Search the records below for the word "Shotover". Pull out each line that has it.

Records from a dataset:

■ ■ ■

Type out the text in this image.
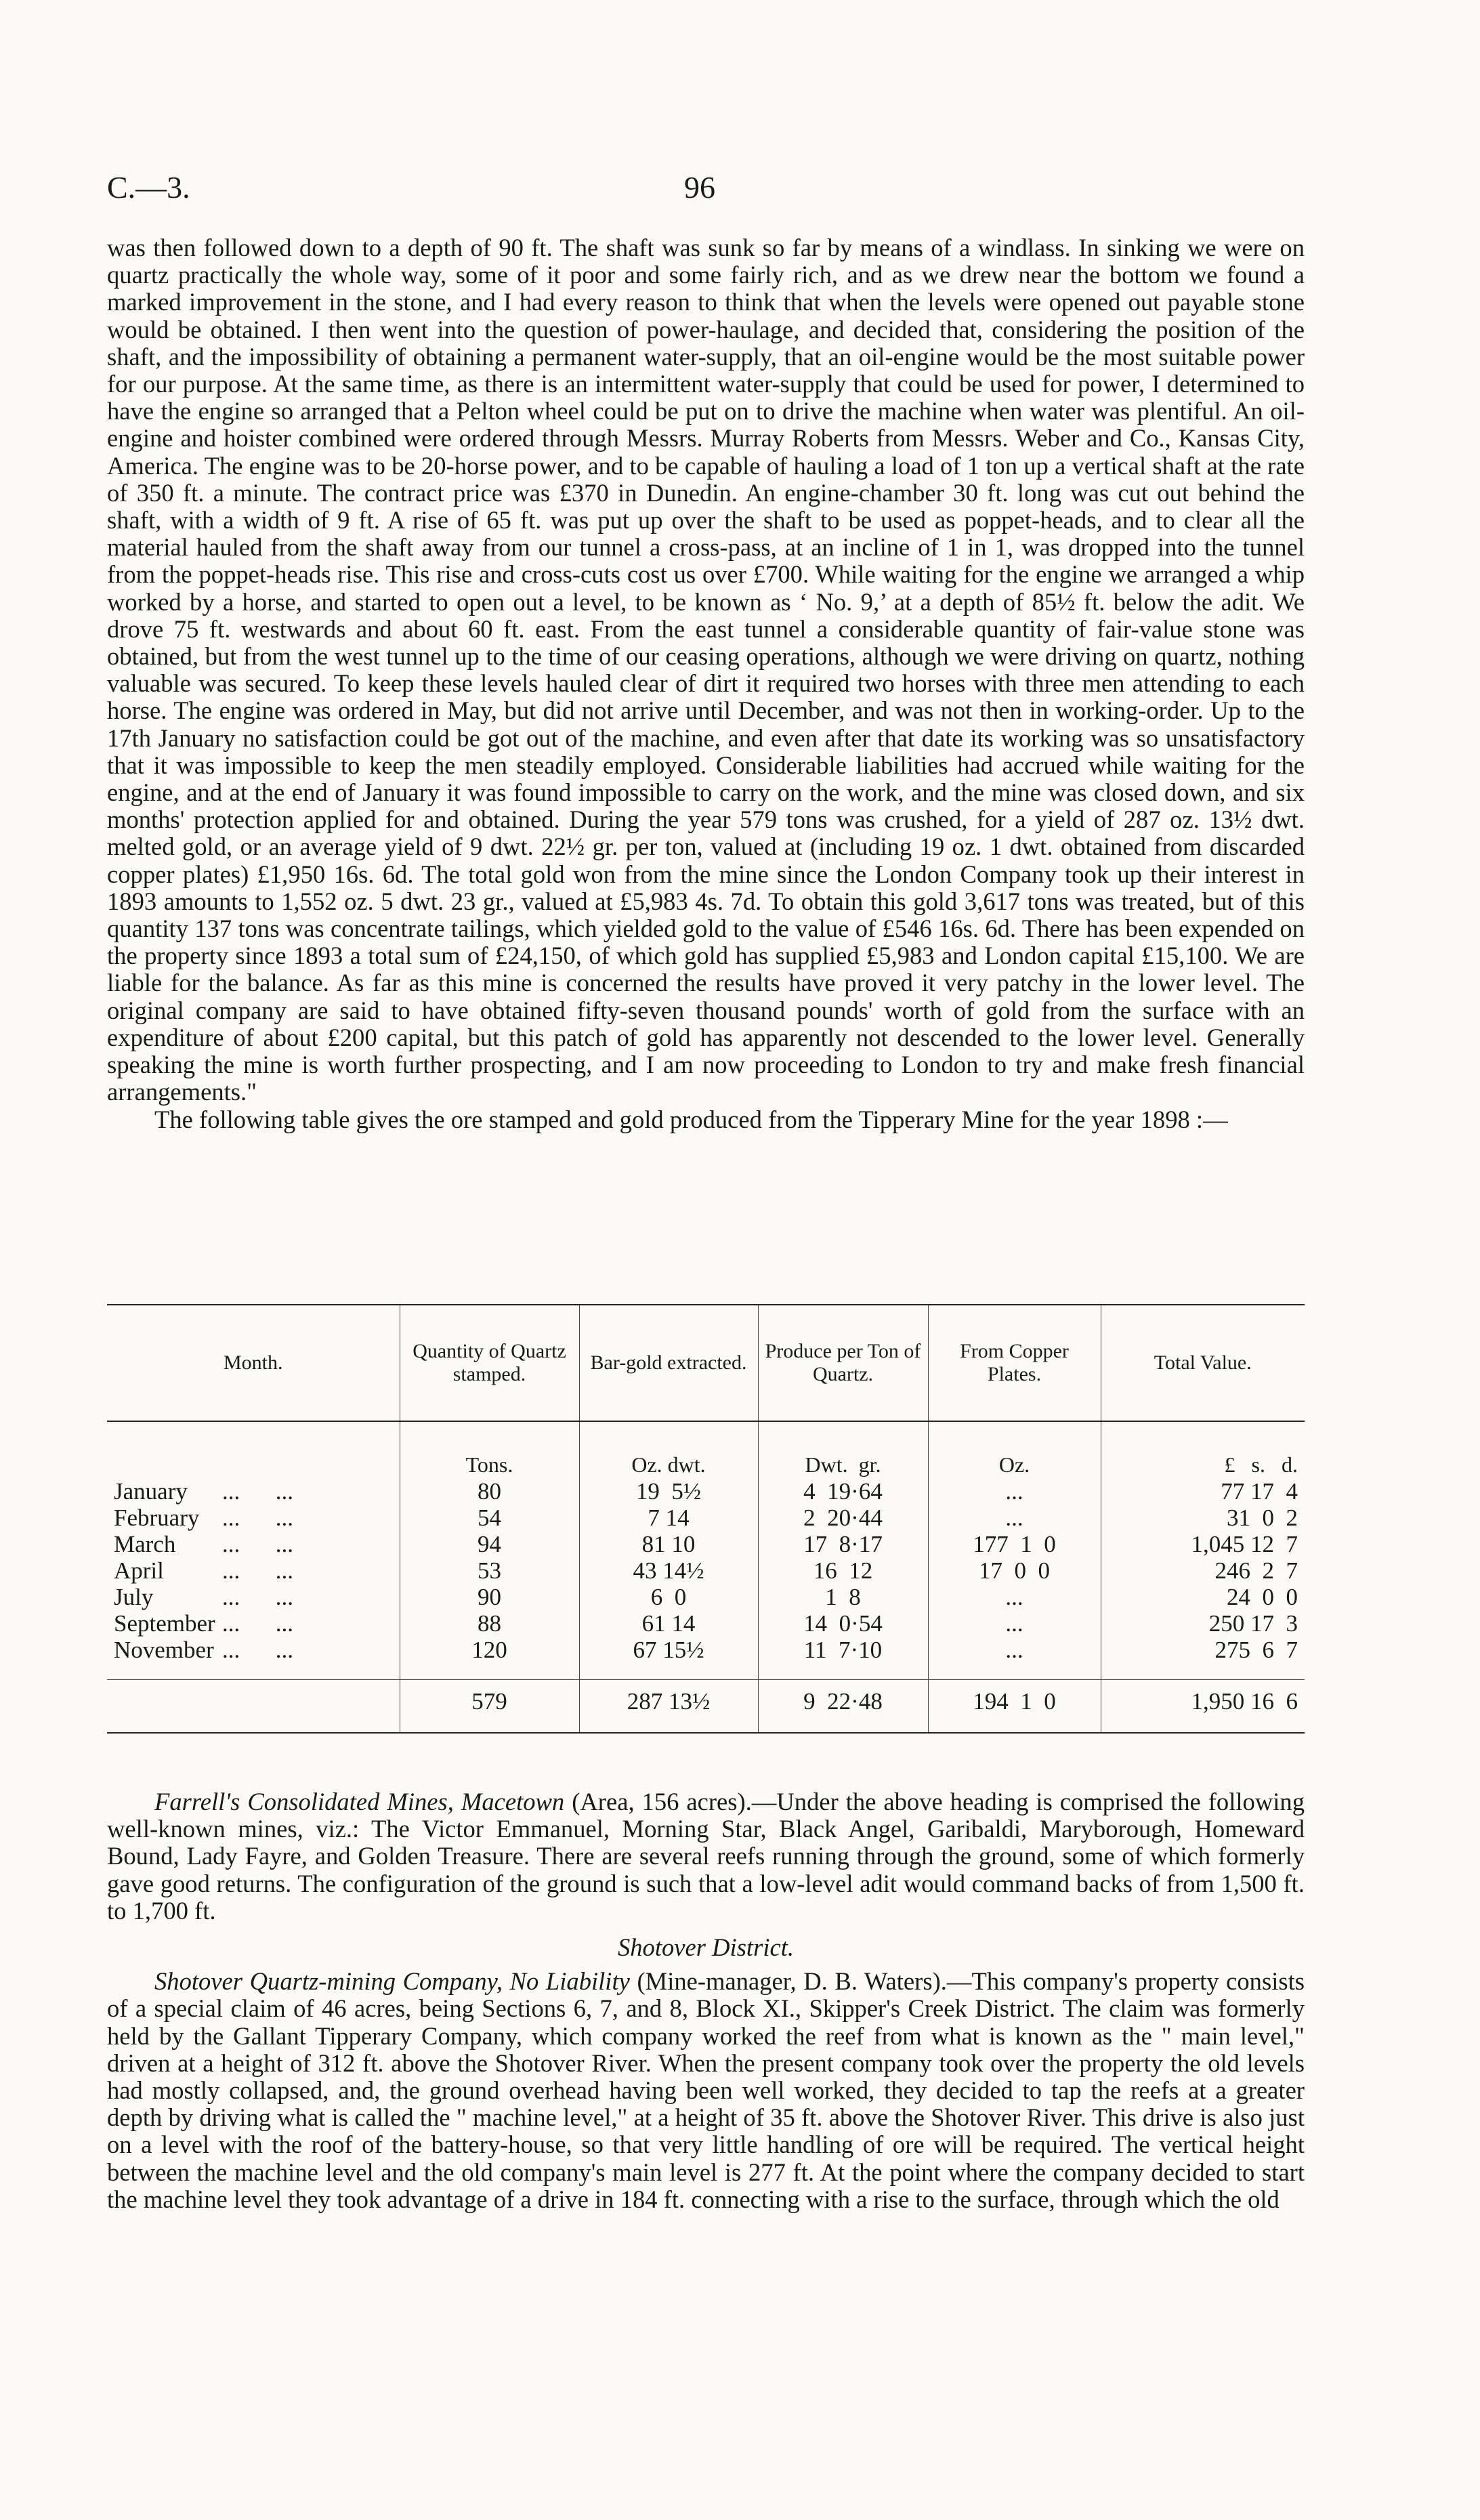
C.—3.	96

was then followed down to a depth of 90 ft. The shaft was sunk so far by means of a windlass. In sinking we were on quartz practically the whole way, some of it poor and some fairly rich, and as we drew near the bottom we found a marked improvement in the stone, and I had every reason to think that when the levels were opened out payable stone would be obtained. I then went into the question of power-haulage, and decided that, considering the position of the shaft, and the impossibility of obtaining a permanent water-supply, that an oil-engine would be the most suitable power for our purpose. At the same time, as there is an intermittent water-supply that could be used for power, I determined to have the engine so arranged that a Pelton wheel could be put on to drive the machine when water was plentiful. An oil-engine and hoister combined were ordered through Messrs. Murray Roberts from Messrs. Weber and Co., Kansas City, America. The engine was to be 20-horse power, and to be capable of hauling a load of 1 ton up a vertical shaft at the rate of 350 ft. a minute. The contract price was £370 in Dunedin. An engine-chamber 30 ft. long was cut out behind the shaft, with a width of 9 ft. A rise of 65 ft. was put up over the shaft to be used as poppet-heads, and to clear all the material hauled from the shaft away from our tunnel a cross-pass, at an incline of 1 in 1, was dropped into the tunnel from the poppet-heads rise. This rise and cross-cuts cost us over £700. While waiting for the engine we arranged a whip worked by a horse, and started to open out a level, to be known as ‘ No. 9,’ at a depth of 85½ ft. below the adit. We drove 75 ft. westwards and about 60 ft. east. From the east tunnel a considerable quantity of fair-value stone was obtained, but from the west tunnel up to the time of our ceasing operations, although we were driving on quartz, nothing valuable was secured. To keep these levels hauled clear of dirt it required two horses with three men attending to each horse. The engine was ordered in May, but did not arrive until December, and was not then in working-order. Up to the 17th January no satisfaction could be got out of the machine, and even after that date its working was so unsatisfactory that it was impossible to keep the men steadily employed. Considerable liabilities had accrued while waiting for the engine, and at the end of January it was found impossible to carry on the work, and the mine was closed down, and six months' protection applied for and obtained. During the year 579 tons was crushed, for a yield of 287 oz. 13½ dwt. melted gold, or an average yield of 9 dwt. 22½ gr. per ton, valued at (including 19 oz. 1 dwt. obtained from discarded copper plates) £1,950 16s. 6d. The total gold won from the mine since the London Company took up their interest in 1893 amounts to 1,552 oz. 5 dwt. 23 gr., valued at £5,983 4s. 7d. To obtain this gold 3,617 tons was treated, but of this quantity 137 tons was concentrate tailings, which yielded gold to the value of £546 16s. 6d. There has been expended on the property since 1893 a total sum of £24,150, of which gold has supplied £5,983 and London capital £15,100. We are liable for the balance. As far as this mine is concerned the results have proved it very patchy in the lower level. The original company are said to have obtained fifty-seven thousand pounds' worth of gold from the surface with an expenditure of about £200 capital, but this patch of gold has apparently not descended to the lower level. Generally speaking the mine is worth further prospecting, and I am now proceeding to London to try and make fresh financial arrangements."

The following table gives the ore stamped and gold produced from the Tipperary Mine for the year 1898 :—

Month.	Quantity of Quartz stamped.	Bar-gold extracted.	Produce per Ton of Quartz.	From Copper Plates.	Total Value.
	Tons.	Oz. dwt.	Dwt.  gr.	Oz.	£   s.   d.
January ...      ...	80	19  5½	4  19·64	...	77 17  4
February ...      ...	54	7 14	2  20·44	...	31  0  2
March ...      ...	94	81 10	17  8·17	177  1  0	1,045 12  7
April ...      ...	53	43 14½	16  12	17  0  0	246  2  7
July ...      ...	90	6  0	1  8	...	24  0  0
September ...      ...	88	61 14	14  0·54	...	250 17  3
November ...      ...	120	67 15½	11  7·10	...	275  6  7

	579	287 13½	9  22·48	194  1  0	1,950 16  6

Farrell's Consolidated Mines, Macetown (Area, 156 acres).—Under the above heading is comprised the following well-known mines, viz.: The Victor Emmanuel, Morning Star, Black Angel, Garibaldi, Maryborough, Homeward Bound, Lady Fayre, and Golden Treasure. There are several reefs running through the ground, some of which formerly gave good returns. The configuration of the ground is such that a low-level adit would command backs of from 1,500 ft. to 1,700 ft.

Shotover District.

Shotover Quartz-mining Company, No Liability (Mine-manager, D. B. Waters).—This company's property consists of a special claim of 46 acres, being Sections 6, 7, and 8, Block XI., Skipper's Creek District. The claim was formerly held by the Gallant Tipperary Company, which company worked the reef from what is known as the " main level," driven at a height of 312 ft. above the Shotover River. When the present company took over the property the old levels had mostly collapsed, and, the ground overhead having been well worked, they decided to tap the reefs at a greater depth by driving what is called the " machine level," at a height of 35 ft. above the Shotover River. This drive is also just on a level with the roof of the battery-house, so that very little handling of ore will be required. The vertical height between the machine level and the old company's main level is 277 ft. At the point where the company decided to start the machine level they took advantage of a drive in 184 ft. connecting with a rise to the surface, through which the old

■ ■ ■

Correct response:
Shotover District.
Shotover Quartz-mining Company, No Liability (Mine-manager, D. B. Waters).—This company's property consists of a special claim of 46 acres, being Sections 6, 7, and 8, Block XI., Skipper's Creek District. The claim was formerly held by the Gallant Tipperary Company, which company worked the reef from what is known as the " main level," driven at a height of 312 ft. above the Shotover River. When the present company took over the property the old levels had mostly collapsed, and, the ground overhead having been well worked, they decided to tap the reefs at a greater depth by driving what is called the " machine level," at a height of 35 ft. above the Shotover River. This drive is also just on a level with the roof of the battery-house, so that very little handling of ore will be required. The vertical height between the machine level and the old company's main level is 277 ft. At the point where the company decided to start the machine level they took advantage of a drive in 184 ft. connecting with a rise to the surface, through which the old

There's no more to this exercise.